Stored data:

■ ■ ■ ■ ■

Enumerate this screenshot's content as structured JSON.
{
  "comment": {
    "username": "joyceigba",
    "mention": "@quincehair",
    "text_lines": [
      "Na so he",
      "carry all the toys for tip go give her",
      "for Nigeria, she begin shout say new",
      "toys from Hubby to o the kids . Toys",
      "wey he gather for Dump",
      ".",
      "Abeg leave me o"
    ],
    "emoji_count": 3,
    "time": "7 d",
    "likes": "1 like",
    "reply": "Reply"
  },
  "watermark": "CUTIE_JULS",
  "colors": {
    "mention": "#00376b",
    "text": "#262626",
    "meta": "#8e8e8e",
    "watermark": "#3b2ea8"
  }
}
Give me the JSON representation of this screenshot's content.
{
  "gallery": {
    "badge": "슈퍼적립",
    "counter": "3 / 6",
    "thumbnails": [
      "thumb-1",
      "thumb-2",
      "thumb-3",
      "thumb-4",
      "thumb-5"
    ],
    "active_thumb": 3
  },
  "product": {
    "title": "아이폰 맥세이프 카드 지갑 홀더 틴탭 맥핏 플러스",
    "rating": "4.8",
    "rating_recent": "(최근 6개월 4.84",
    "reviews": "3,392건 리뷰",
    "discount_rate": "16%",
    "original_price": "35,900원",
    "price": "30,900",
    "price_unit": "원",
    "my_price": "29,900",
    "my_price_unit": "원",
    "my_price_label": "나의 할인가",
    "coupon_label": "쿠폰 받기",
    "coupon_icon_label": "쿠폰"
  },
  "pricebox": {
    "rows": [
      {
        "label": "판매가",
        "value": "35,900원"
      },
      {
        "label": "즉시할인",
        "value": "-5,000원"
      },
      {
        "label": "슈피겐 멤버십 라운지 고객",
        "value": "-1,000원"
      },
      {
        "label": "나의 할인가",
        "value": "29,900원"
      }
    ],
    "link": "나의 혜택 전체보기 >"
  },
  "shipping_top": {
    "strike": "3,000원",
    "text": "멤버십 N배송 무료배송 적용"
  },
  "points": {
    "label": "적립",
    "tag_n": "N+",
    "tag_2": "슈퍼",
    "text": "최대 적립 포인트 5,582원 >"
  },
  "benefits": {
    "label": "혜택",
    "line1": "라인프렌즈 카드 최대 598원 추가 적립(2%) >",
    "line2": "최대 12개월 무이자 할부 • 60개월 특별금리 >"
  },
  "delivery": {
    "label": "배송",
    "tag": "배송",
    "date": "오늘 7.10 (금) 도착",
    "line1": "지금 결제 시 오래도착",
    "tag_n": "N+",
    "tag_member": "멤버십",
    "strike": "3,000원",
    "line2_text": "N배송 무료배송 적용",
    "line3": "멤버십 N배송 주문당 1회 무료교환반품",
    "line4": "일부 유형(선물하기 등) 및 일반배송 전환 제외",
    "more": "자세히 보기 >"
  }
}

■ ■ ■ ■ ■

▸ GIVEN PROBLEM:
Using the records above, copy every line that has the word "JSON" in it.

▸ COMPLETED TASK:
Enumerate this screenshot's content as structured JSON.
Give me the JSON representation of this screenshot's content.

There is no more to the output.